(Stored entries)
▽
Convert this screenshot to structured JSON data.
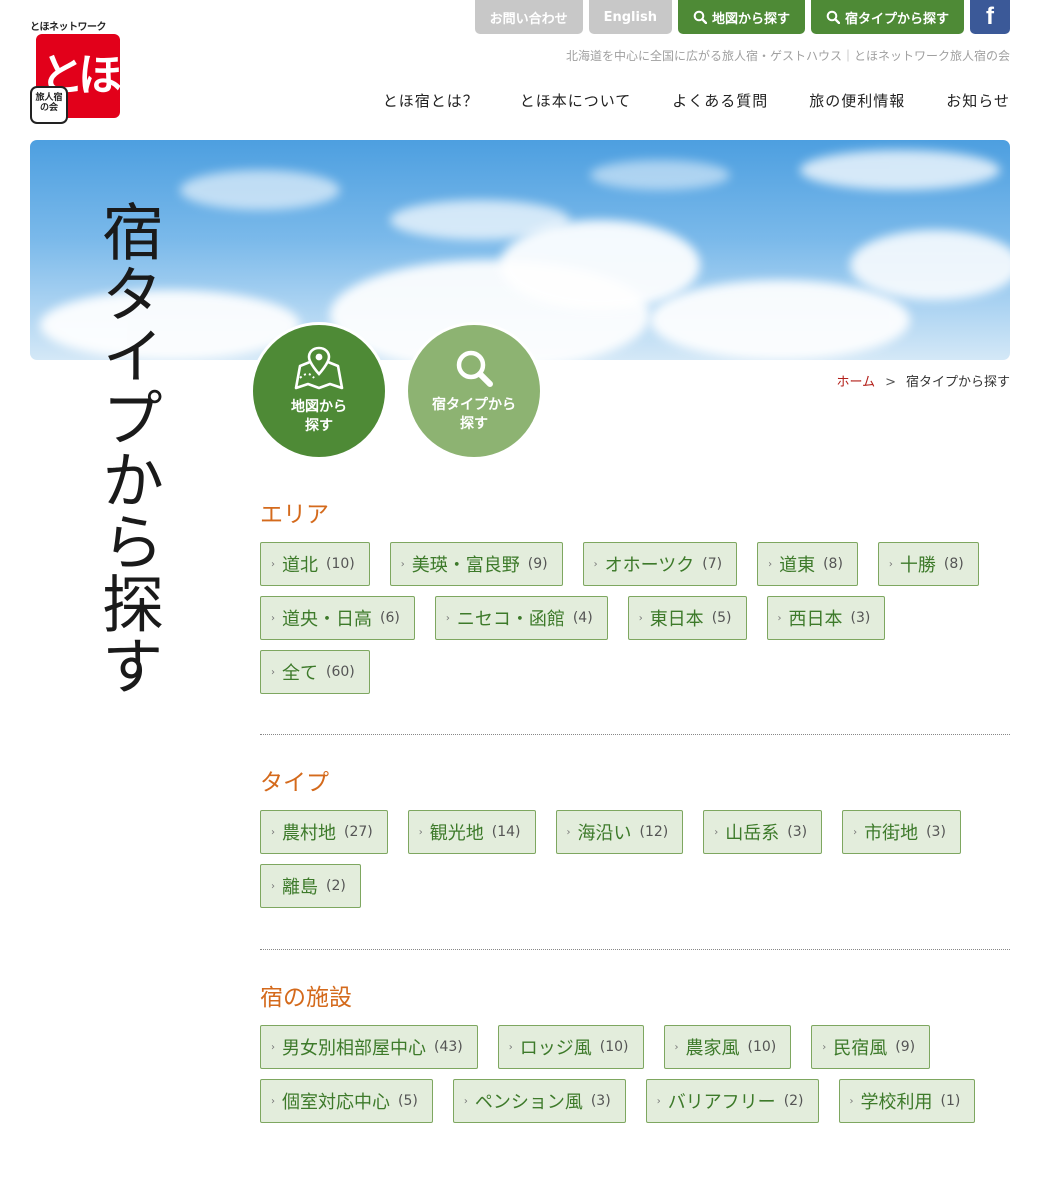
{
  "logo": {
    "top_text": "とほネットワーク",
    "main_text": "とほ",
    "seal_text": "旅人宿の会"
  },
  "top_buttons": {
    "contact": "お問い合わせ",
    "english": "English",
    "map_search": "地図から探す",
    "type_search": "宿タイプから探す",
    "facebook": "f"
  },
  "tagline": "北海道を中心に全国に広がる旅人宿・ゲストハウス｜とほネットワーク旅人宿の会",
  "nav": [
    "とほ宿とは？",
    "とほ本について",
    "よくある質問",
    "旅の便利情報",
    "お知らせ"
  ],
  "page_title": "宿タイプから探す",
  "circles": {
    "map": {
      "line1": "地図から",
      "line2": "探す"
    },
    "type": {
      "line1": "宿タイプから",
      "line2": "探す"
    }
  },
  "breadcrumb": {
    "home": "ホーム",
    "separator": ">",
    "current": "宿タイプから探す"
  },
  "sections": [
    {
      "title": "エリア",
      "tags": [
        {
          "label": "道北",
          "count": "(10)"
        },
        {
          "label": "美瑛・富良野",
          "count": "(9)"
        },
        {
          "label": "オホーツク",
          "count": "(7)"
        },
        {
          "label": "道東",
          "count": "(8)"
        },
        {
          "label": "十勝",
          "count": "(8)"
        },
        {
          "label": "道央・日高",
          "count": "(6)"
        },
        {
          "label": "ニセコ・函館",
          "count": "(4)"
        },
        {
          "label": "東日本",
          "count": "(5)"
        },
        {
          "label": "西日本",
          "count": "(3)"
        },
        {
          "label": "全て",
          "count": "(60)"
        }
      ]
    },
    {
      "title": "タイプ",
      "tags": [
        {
          "label": "農村地",
          "count": "(27)"
        },
        {
          "label": "観光地",
          "count": "(14)"
        },
        {
          "label": "海沿い",
          "count": "(12)"
        },
        {
          "label": "山岳系",
          "count": "(3)"
        },
        {
          "label": "市街地",
          "count": "(3)"
        },
        {
          "label": "離島",
          "count": "(2)"
        }
      ]
    },
    {
      "title": "宿の施設",
      "tags": [
        {
          "label": "男女別相部屋中心",
          "count": "(43)"
        },
        {
          "label": "ロッジ風",
          "count": "(10)"
        },
        {
          "label": "農家風",
          "count": "(10)"
        },
        {
          "label": "民宿風",
          "count": "(9)"
        },
        {
          "label": "個室対応中心",
          "count": "(5)"
        },
        {
          "label": "ペンション風",
          "count": "(3)"
        },
        {
          "label": "バリアフリー",
          "count": "(2)"
        },
        {
          "label": "学校利用",
          "count": "(1)"
        }
      ]
    }
  ],
  "colors": {
    "accent_green": "#4e8a36",
    "light_green": "#8db372",
    "tag_bg": "#e3eddc",
    "section_title": "#d46a1c",
    "logo_red": "#e2001a",
    "facebook_blue": "#3b5998"
  }
}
△
What you are asked to do = Print each of the records above exactly as written, leaving no picture in the copy.

Solved exercise =
Convert this screenshot to structured JSON data.
{
  "logo": {
    "top_text": "とほネットワーク",
    "main_text": "とほ",
    "seal_text": "旅人宿の会"
  },
  "top_buttons": {
    "contact": "お問い合わせ",
    "english": "English",
    "map_search": "地図から探す",
    "type_search": "宿タイプから探す",
    "facebook": "f"
  },
  "tagline": "北海道を中心に全国に広がる旅人宿・ゲストハウス｜とほネットワーク旅人宿の会",
  "nav": [
    "とほ宿とは？",
    "とほ本について",
    "よくある質問",
    "旅の便利情報",
    "お知らせ"
  ],
  "page_title": "宿タイプから探す",
  "circles": {
    "map": {
      "line1": "地図から",
      "line2": "探す"
    },
    "type": {
      "line1": "宿タイプから",
      "line2": "探す"
    }
  },
  "breadcrumb": {
    "home": "ホーム",
    "separator": ">",
    "current": "宿タイプから探す"
  },
  "sections": [
    {
      "title": "エリア",
      "tags": [
        {
          "label": "道北",
          "count": "(10)"
        },
        {
          "label": "美瑛・富良野",
          "count": "(9)"
        },
        {
          "label": "オホーツク",
          "count": "(7)"
        },
        {
          "label": "道東",
          "count": "(8)"
        },
        {
          "label": "十勝",
          "count": "(8)"
        },
        {
          "label": "道央・日高",
          "count": "(6)"
        },
        {
          "label": "ニセコ・函館",
          "count": "(4)"
        },
        {
          "label": "東日本",
          "count": "(5)"
        },
        {
          "label": "西日本",
          "count": "(3)"
        },
        {
          "label": "全て",
          "count": "(60)"
        }
      ]
    },
    {
      "title": "タイプ",
      "tags": [
        {
          "label": "農村地",
          "count": "(27)"
        },
        {
          "label": "観光地",
          "count": "(14)"
        },
        {
          "label": "海沿い",
          "count": "(12)"
        },
        {
          "label": "山岳系",
          "count": "(3)"
        },
        {
          "label": "市街地",
          "count": "(3)"
        },
        {
          "label": "離島",
          "count": "(2)"
        }
      ]
    },
    {
      "title": "宿の施設",
      "tags": [
        {
          "label": "男女別相部屋中心",
          "count": "(43)"
        },
        {
          "label": "ロッジ風",
          "count": "(10)"
        },
        {
          "label": "農家風",
          "count": "(10)"
        },
        {
          "label": "民宿風",
          "count": "(9)"
        },
        {
          "label": "個室対応中心",
          "count": "(5)"
        },
        {
          "label": "ペンション風",
          "count": "(3)"
        },
        {
          "label": "バリアフリー",
          "count": "(2)"
        },
        {
          "label": "学校利用",
          "count": "(1)"
        }
      ]
    }
  ],
  "colors": {
    "accent_green": "#4e8a36",
    "light_green": "#8db372",
    "tag_bg": "#e3eddc",
    "section_title": "#d46a1c",
    "logo_red": "#e2001a",
    "facebook_blue": "#3b5998"
  }
}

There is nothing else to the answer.